### What this task involves:
Write each line exactly as it stands, from the line containing "Read out every word on this page." through the end of the data.
Begin Data in this exercise
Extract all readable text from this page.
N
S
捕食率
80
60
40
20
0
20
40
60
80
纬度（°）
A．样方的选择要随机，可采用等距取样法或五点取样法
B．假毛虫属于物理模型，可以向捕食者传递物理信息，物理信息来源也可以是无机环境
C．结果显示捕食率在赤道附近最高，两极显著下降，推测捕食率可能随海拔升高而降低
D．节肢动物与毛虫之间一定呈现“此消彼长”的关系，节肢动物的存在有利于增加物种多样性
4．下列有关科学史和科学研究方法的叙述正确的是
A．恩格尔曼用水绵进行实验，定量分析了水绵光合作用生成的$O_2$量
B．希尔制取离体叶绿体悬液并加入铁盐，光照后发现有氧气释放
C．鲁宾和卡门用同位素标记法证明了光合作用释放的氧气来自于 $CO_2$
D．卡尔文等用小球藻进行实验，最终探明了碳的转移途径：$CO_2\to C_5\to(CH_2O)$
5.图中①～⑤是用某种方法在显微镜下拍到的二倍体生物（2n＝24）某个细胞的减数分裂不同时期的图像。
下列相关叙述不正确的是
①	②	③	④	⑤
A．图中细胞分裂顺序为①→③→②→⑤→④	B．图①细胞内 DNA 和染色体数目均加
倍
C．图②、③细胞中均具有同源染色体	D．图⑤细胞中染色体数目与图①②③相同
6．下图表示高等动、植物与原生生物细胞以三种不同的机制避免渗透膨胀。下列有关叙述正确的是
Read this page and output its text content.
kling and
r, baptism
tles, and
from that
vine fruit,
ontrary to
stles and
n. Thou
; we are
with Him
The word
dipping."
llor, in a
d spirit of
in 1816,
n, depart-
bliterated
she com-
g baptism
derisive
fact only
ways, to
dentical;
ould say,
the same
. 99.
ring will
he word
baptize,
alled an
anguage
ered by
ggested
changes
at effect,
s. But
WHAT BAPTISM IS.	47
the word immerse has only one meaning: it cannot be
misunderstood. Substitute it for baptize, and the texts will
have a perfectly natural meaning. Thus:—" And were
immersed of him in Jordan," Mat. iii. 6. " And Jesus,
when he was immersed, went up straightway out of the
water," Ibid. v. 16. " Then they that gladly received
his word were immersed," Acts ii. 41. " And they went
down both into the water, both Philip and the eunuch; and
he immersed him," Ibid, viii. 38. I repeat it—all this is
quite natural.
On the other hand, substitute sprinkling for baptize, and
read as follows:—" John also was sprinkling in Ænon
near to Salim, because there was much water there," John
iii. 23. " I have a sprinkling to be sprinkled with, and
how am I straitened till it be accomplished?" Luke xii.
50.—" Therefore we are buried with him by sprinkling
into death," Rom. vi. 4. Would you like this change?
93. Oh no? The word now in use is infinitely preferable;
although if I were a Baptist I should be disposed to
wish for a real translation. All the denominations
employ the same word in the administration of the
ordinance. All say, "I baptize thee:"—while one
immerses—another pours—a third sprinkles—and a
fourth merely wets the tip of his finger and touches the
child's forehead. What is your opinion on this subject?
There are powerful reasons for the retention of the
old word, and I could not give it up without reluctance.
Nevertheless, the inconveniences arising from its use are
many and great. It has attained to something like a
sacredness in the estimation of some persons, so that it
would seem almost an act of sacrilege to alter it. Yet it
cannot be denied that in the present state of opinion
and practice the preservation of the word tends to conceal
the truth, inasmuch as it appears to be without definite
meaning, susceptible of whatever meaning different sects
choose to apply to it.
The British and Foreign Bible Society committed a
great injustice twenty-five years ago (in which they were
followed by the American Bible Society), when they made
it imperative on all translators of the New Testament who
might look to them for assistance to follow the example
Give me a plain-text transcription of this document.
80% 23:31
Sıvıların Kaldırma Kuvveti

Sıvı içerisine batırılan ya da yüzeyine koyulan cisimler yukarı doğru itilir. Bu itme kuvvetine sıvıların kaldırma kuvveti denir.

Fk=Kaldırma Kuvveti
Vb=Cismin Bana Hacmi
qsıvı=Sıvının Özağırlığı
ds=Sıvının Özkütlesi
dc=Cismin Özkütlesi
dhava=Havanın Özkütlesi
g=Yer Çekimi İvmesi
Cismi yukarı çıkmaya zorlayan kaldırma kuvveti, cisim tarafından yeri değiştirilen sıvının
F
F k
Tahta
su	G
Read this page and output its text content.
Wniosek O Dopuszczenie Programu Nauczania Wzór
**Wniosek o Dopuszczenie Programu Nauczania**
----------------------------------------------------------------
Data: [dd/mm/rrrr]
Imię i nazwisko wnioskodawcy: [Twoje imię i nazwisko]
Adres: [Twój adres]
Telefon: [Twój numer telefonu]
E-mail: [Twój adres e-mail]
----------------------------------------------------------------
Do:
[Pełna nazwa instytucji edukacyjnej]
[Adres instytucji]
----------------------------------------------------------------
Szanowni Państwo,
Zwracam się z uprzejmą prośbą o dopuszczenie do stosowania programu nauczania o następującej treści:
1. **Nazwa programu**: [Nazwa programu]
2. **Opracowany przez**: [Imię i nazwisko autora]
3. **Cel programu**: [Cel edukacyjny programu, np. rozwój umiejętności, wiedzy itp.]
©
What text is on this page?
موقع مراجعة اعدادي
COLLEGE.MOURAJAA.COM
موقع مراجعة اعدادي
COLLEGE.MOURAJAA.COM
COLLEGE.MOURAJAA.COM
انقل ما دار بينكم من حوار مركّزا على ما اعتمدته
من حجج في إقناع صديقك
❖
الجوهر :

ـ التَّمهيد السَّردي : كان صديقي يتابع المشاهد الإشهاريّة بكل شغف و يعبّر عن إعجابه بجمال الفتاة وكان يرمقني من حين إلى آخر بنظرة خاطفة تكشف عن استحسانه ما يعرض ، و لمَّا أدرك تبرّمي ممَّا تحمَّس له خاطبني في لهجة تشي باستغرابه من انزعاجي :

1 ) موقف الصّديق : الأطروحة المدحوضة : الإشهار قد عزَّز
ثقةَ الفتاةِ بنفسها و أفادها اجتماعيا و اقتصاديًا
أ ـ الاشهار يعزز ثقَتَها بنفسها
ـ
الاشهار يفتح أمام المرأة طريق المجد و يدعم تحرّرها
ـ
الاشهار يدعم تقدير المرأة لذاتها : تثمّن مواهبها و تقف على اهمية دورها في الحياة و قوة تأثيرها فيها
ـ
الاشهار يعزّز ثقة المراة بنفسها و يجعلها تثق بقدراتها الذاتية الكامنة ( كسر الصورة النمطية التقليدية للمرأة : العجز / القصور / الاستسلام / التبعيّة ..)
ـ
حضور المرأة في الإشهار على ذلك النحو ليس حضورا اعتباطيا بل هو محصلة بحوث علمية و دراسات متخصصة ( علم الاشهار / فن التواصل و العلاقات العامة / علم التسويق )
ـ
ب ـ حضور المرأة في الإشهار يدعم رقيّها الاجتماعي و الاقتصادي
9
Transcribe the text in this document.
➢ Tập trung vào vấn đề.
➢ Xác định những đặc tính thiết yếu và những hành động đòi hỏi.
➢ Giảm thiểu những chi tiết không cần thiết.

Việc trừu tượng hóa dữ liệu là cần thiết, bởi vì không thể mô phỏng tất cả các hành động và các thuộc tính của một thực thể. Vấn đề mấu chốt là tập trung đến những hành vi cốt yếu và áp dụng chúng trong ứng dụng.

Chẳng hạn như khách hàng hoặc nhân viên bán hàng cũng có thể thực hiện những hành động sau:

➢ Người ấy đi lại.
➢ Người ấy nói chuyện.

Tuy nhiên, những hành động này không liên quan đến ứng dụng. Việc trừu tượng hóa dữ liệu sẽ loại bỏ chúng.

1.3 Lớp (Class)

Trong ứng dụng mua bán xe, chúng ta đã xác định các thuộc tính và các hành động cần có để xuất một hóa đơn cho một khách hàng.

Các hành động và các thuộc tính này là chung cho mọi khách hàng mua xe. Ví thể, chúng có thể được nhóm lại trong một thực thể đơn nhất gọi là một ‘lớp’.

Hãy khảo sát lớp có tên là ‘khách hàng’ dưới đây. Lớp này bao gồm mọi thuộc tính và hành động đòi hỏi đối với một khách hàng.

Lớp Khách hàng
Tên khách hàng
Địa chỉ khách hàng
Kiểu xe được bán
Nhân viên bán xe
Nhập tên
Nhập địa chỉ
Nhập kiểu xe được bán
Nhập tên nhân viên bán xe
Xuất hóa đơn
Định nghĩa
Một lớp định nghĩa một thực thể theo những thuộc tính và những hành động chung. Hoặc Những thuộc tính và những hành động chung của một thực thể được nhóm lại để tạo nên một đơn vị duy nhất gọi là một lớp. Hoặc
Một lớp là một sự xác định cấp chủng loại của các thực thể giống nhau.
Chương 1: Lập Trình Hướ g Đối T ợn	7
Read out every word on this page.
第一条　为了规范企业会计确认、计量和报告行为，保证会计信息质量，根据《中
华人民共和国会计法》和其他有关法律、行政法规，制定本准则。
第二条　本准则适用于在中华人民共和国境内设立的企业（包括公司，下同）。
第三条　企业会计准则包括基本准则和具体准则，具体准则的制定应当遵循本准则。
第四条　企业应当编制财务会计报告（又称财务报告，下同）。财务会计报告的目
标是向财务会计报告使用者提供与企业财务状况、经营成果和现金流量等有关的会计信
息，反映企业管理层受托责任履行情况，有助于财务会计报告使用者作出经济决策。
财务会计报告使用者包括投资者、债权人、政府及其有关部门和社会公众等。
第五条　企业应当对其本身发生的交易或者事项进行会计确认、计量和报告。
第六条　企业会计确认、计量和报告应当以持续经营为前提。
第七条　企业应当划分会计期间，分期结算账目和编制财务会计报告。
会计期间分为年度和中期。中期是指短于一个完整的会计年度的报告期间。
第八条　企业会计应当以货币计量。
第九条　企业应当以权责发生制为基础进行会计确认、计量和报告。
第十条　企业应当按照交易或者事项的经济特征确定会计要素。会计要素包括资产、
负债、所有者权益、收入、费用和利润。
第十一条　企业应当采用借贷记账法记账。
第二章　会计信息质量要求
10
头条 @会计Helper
End Data in this exercise
### Full output:
Read out every word on this page.
第一条　为了规范企业会计确认、计量和报告行为，保证会计信息质量，根据《中
华人民共和国会计法》和其他有关法律、行政法规，制定本准则。
第二条　本准则适用于在中华人民共和国境内设立的企业（包括公司，下同）。
第三条　企业会计准则包括基本准则和具体准则，具体准则的制定应当遵循本准则。
第四条　企业应当编制财务会计报告（又称财务报告，下同）。财务会计报告的目
标是向财务会计报告使用者提供与企业财务状况、经营成果和现金流量等有关的会计信
息，反映企业管理层受托责任履行情况，有助于财务会计报告使用者作出经济决策。
财务会计报告使用者包括投资者、债权人、政府及其有关部门和社会公众等。
第五条　企业应当对其本身发生的交易或者事项进行会计确认、计量和报告。
第六条　企业会计确认、计量和报告应当以持续经营为前提。
第七条　企业应当划分会计期间，分期结算账目和编制财务会计报告。
会计期间分为年度和中期。中期是指短于一个完整的会计年度的报告期间。
第八条　企业会计应当以货币计量。
第九条　企业应当以权责发生制为基础进行会计确认、计量和报告。
第十条　企业应当按照交易或者事项的经济特征确定会计要素。会计要素包括资产、
负债、所有者权益、收入、费用和利润。
第十一条　企业应当采用借贷记账法记账。
第二章　会计信息质量要求
10
头条 @会计Helper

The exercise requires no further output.